** START **
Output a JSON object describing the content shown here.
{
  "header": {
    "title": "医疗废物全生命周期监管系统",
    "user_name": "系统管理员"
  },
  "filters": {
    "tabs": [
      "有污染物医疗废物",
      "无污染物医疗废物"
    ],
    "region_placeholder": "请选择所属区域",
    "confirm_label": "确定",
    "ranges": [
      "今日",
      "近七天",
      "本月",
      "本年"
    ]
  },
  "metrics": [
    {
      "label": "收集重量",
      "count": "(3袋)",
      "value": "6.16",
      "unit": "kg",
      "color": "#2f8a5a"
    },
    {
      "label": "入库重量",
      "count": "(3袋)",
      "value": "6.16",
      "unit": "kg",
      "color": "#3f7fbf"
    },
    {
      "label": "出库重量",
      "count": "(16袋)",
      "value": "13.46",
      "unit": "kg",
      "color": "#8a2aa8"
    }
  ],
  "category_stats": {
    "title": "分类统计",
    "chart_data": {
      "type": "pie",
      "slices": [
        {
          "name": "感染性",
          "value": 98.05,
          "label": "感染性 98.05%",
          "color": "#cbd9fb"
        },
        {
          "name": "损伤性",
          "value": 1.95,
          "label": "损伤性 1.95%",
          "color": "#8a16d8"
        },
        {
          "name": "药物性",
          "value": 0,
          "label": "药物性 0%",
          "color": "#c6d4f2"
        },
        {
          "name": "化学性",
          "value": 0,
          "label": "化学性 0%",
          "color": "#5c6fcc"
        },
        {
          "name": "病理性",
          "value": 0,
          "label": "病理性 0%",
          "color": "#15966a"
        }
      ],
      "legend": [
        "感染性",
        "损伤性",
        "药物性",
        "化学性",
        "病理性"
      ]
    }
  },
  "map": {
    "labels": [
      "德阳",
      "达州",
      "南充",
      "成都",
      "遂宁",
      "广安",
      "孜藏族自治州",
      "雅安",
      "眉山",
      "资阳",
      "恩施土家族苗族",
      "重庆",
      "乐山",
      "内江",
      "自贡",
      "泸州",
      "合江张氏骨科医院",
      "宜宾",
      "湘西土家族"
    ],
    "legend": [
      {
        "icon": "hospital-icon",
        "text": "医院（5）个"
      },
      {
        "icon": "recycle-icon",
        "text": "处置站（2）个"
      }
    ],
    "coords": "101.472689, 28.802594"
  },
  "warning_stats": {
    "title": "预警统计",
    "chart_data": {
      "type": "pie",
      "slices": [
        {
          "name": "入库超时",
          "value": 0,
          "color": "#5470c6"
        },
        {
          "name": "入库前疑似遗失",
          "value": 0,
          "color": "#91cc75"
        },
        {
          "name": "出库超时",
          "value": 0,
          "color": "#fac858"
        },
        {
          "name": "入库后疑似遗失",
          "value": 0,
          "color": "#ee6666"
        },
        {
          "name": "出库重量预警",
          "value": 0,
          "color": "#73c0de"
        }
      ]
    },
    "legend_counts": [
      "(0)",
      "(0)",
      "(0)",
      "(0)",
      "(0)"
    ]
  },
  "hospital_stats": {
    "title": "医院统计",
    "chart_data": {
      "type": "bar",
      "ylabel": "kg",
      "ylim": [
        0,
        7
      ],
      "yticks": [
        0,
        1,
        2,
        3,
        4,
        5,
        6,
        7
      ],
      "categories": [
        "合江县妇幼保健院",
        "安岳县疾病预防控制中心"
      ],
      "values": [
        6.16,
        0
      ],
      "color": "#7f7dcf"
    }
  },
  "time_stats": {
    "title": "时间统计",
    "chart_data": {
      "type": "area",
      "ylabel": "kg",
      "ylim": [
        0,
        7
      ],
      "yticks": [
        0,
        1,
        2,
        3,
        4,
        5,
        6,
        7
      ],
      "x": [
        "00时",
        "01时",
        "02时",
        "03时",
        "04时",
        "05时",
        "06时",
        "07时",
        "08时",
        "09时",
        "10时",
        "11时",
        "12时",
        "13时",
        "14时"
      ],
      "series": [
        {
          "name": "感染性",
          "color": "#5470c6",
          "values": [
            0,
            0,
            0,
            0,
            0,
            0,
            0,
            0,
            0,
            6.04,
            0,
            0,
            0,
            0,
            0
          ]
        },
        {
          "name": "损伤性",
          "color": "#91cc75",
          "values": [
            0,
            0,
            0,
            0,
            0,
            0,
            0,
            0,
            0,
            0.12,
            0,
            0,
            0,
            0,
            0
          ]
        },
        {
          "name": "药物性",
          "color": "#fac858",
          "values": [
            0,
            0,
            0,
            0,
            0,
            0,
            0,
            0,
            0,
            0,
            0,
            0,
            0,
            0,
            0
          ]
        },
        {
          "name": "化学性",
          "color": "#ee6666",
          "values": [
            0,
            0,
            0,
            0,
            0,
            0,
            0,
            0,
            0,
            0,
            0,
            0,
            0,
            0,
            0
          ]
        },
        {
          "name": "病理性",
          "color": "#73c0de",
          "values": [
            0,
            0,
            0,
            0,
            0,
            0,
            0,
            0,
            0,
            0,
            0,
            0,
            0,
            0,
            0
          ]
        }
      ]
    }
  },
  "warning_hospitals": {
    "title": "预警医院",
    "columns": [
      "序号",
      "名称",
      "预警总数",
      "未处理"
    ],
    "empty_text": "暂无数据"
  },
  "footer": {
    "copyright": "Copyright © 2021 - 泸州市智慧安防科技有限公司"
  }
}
** END **
**INSTRUCTIONS FOR THE TASK**
Reproduce each line of the material above precisely.

**SOLVED PROBLEM**
Output a JSON object describing the content shown here.
{
  "header": {
    "title": "医疗废物全生命周期监管系统",
    "user_name": "系统管理员"
  },
  "filters": {
    "tabs": [
      "有污染物医疗废物",
      "无污染物医疗废物"
    ],
    "region_placeholder": "请选择所属区域",
    "confirm_label": "确定",
    "ranges": [
      "今日",
      "近七天",
      "本月",
      "本年"
    ]
  },
  "metrics": [
    {
      "label": "收集重量",
      "count": "(3袋)",
      "value": "6.16",
      "unit": "kg",
      "color": "#2f8a5a"
    },
    {
      "label": "入库重量",
      "count": "(3袋)",
      "value": "6.16",
      "unit": "kg",
      "color": "#3f7fbf"
    },
    {
      "label": "出库重量",
      "count": "(16袋)",
      "value": "13.46",
      "unit": "kg",
      "color": "#8a2aa8"
    }
  ],
  "category_stats": {
    "title": "分类统计",
    "chart_data": {
      "type": "pie",
      "slices": [
        {
          "name": "感染性",
          "value": 98.05,
          "label": "感染性 98.05%",
          "color": "#cbd9fb"
        },
        {
          "name": "损伤性",
          "value": 1.95,
          "label": "损伤性 1.95%",
          "color": "#8a16d8"
        },
        {
          "name": "药物性",
          "value": 0,
          "label": "药物性 0%",
          "color": "#c6d4f2"
        },
        {
          "name": "化学性",
          "value": 0,
          "label": "化学性 0%",
          "color": "#5c6fcc"
        },
        {
          "name": "病理性",
          "value": 0,
          "label": "病理性 0%",
          "color": "#15966a"
        }
      ],
      "legend": [
        "感染性",
        "损伤性",
        "药物性",
        "化学性",
        "病理性"
      ]
    }
  },
  "map": {
    "labels": [
      "德阳",
      "达州",
      "南充",
      "成都",
      "遂宁",
      "广安",
      "孜藏族自治州",
      "雅安",
      "眉山",
      "资阳",
      "恩施土家族苗族",
      "重庆",
      "乐山",
      "内江",
      "自贡",
      "泸州",
      "合江张氏骨科医院",
      "宜宾",
      "湘西土家族"
    ],
    "legend": [
      {
        "icon": "hospital-icon",
        "text": "医院（5）个"
      },
      {
        "icon": "recycle-icon",
        "text": "处置站（2）个"
      }
    ],
    "coords": "101.472689, 28.802594"
  },
  "warning_stats": {
    "title": "预警统计",
    "chart_data": {
      "type": "pie",
      "slices": [
        {
          "name": "入库超时",
          "value": 0,
          "color": "#5470c6"
        },
        {
          "name": "入库前疑似遗失",
          "value": 0,
          "color": "#91cc75"
        },
        {
          "name": "出库超时",
          "value": 0,
          "color": "#fac858"
        },
        {
          "name": "入库后疑似遗失",
          "value": 0,
          "color": "#ee6666"
        },
        {
          "name": "出库重量预警",
          "value": 0,
          "color": "#73c0de"
        }
      ]
    },
    "legend_counts": [
      "(0)",
      "(0)",
      "(0)",
      "(0)",
      "(0)"
    ]
  },
  "hospital_stats": {
    "title": "医院统计",
    "chart_data": {
      "type": "bar",
      "ylabel": "kg",
      "ylim": [
        0,
        7
      ],
      "yticks": [
        0,
        1,
        2,
        3,
        4,
        5,
        6,
        7
      ],
      "categories": [
        "合江县妇幼保健院",
        "安岳县疾病预防控制中心"
      ],
      "values": [
        6.16,
        0
      ],
      "color": "#7f7dcf"
    }
  },
  "time_stats": {
    "title": "时间统计",
    "chart_data": {
      "type": "area",
      "ylabel": "kg",
      "ylim": [
        0,
        7
      ],
      "yticks": [
        0,
        1,
        2,
        3,
        4,
        5,
        6,
        7
      ],
      "x": [
        "00时",
        "01时",
        "02时",
        "03时",
        "04时",
        "05时",
        "06时",
        "07时",
        "08时",
        "09时",
        "10时",
        "11时",
        "12时",
        "13时",
        "14时"
      ],
      "series": [
        {
          "name": "感染性",
          "color": "#5470c6",
          "values": [
            0,
            0,
            0,
            0,
            0,
            0,
            0,
            0,
            0,
            6.04,
            0,
            0,
            0,
            0,
            0
          ]
        },
        {
          "name": "损伤性",
          "color": "#91cc75",
          "values": [
            0,
            0,
            0,
            0,
            0,
            0,
            0,
            0,
            0,
            0.12,
            0,
            0,
            0,
            0,
            0
          ]
        },
        {
          "name": "药物性",
          "color": "#fac858",
          "values": [
            0,
            0,
            0,
            0,
            0,
            0,
            0,
            0,
            0,
            0,
            0,
            0,
            0,
            0,
            0
          ]
        },
        {
          "name": "化学性",
          "color": "#ee6666",
          "values": [
            0,
            0,
            0,
            0,
            0,
            0,
            0,
            0,
            0,
            0,
            0,
            0,
            0,
            0,
            0
          ]
        },
        {
          "name": "病理性",
          "color": "#73c0de",
          "values": [
            0,
            0,
            0,
            0,
            0,
            0,
            0,
            0,
            0,
            0,
            0,
            0,
            0,
            0,
            0
          ]
        }
      ]
    }
  },
  "warning_hospitals": {
    "title": "预警医院",
    "columns": [
      "序号",
      "名称",
      "预警总数",
      "未处理"
    ],
    "empty_text": "暂无数据"
  },
  "footer": {
    "copyright": "Copyright © 2021 - 泸州市智慧安防科技有限公司"
  }
}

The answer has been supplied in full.